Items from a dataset
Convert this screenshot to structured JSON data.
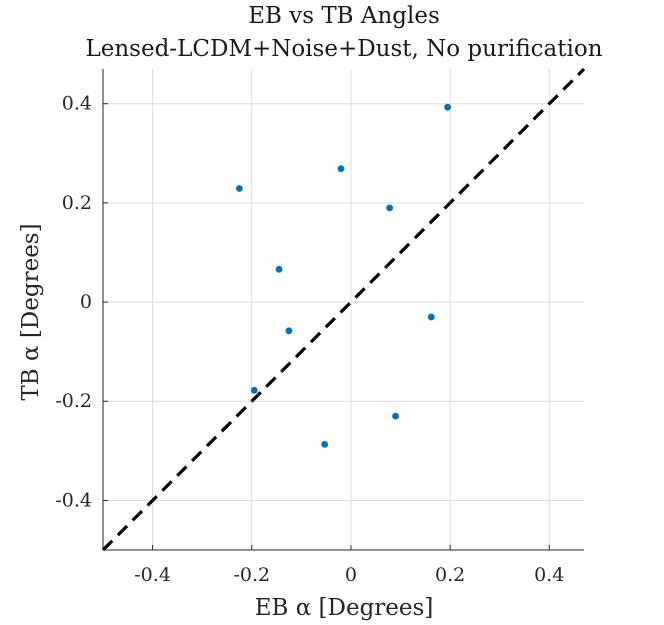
{
  "chart_data": {
    "type": "scatter",
    "title": "EB vs TB Angles",
    "subtitle": "Lensed-LCDM+Noise+Dust, No purification",
    "xlabel": "EB α [Degrees]",
    "ylabel": "TB α [Degrees]",
    "xlim": [
      -0.5,
      0.47
    ],
    "ylim": [
      -0.5,
      0.47
    ],
    "xticks": [
      -0.4,
      -0.2,
      0,
      0.2,
      0.4
    ],
    "xtick_labels": [
      "-0.4",
      "-0.2",
      "0",
      "0.2",
      "0.4"
    ],
    "yticks": [
      -0.4,
      -0.2,
      0,
      0.2,
      0.4
    ],
    "ytick_labels": [
      "-0.4",
      "-0.2",
      "0",
      "0.2",
      "0.4"
    ],
    "grid": true,
    "points": [
      {
        "x": -0.225,
        "y": 0.229
      },
      {
        "x": -0.02,
        "y": 0.269
      },
      {
        "x": 0.195,
        "y": 0.393
      },
      {
        "x": 0.078,
        "y": 0.19
      },
      {
        "x": -0.145,
        "y": 0.066
      },
      {
        "x": -0.125,
        "y": -0.058
      },
      {
        "x": 0.162,
        "y": -0.03
      },
      {
        "x": -0.195,
        "y": -0.178
      },
      {
        "x": 0.09,
        "y": -0.23
      },
      {
        "x": -0.053,
        "y": -0.287
      }
    ],
    "reference_line": {
      "style": "dashed",
      "color": "#000000",
      "from": [
        -0.5,
        -0.5
      ],
      "to": [
        0.47,
        0.47
      ]
    },
    "marker_color": "#0072bd"
  }
}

**DO THIS:**
Reproduce the entries above word for word. Pictures stay out.

**FULL OUTPUT:**
Convert this screenshot to structured JSON data.
{
  "chart_data": {
    "type": "scatter",
    "title": "EB vs TB Angles",
    "subtitle": "Lensed-LCDM+Noise+Dust, No purification",
    "xlabel": "EB α [Degrees]",
    "ylabel": "TB α [Degrees]",
    "xlim": [
      -0.5,
      0.47
    ],
    "ylim": [
      -0.5,
      0.47
    ],
    "xticks": [
      -0.4,
      -0.2,
      0,
      0.2,
      0.4
    ],
    "xtick_labels": [
      "-0.4",
      "-0.2",
      "0",
      "0.2",
      "0.4"
    ],
    "yticks": [
      -0.4,
      -0.2,
      0,
      0.2,
      0.4
    ],
    "ytick_labels": [
      "-0.4",
      "-0.2",
      "0",
      "0.2",
      "0.4"
    ],
    "grid": true,
    "points": [
      {
        "x": -0.225,
        "y": 0.229
      },
      {
        "x": -0.02,
        "y": 0.269
      },
      {
        "x": 0.195,
        "y": 0.393
      },
      {
        "x": 0.078,
        "y": 0.19
      },
      {
        "x": -0.145,
        "y": 0.066
      },
      {
        "x": -0.125,
        "y": -0.058
      },
      {
        "x": 0.162,
        "y": -0.03
      },
      {
        "x": -0.195,
        "y": -0.178
      },
      {
        "x": 0.09,
        "y": -0.23
      },
      {
        "x": -0.053,
        "y": -0.287
      }
    ],
    "reference_line": {
      "style": "dashed",
      "color": "#000000",
      "from": [
        -0.5,
        -0.5
      ],
      "to": [
        0.47,
        0.47
      ]
    },
    "marker_color": "#0072bd"
  }
}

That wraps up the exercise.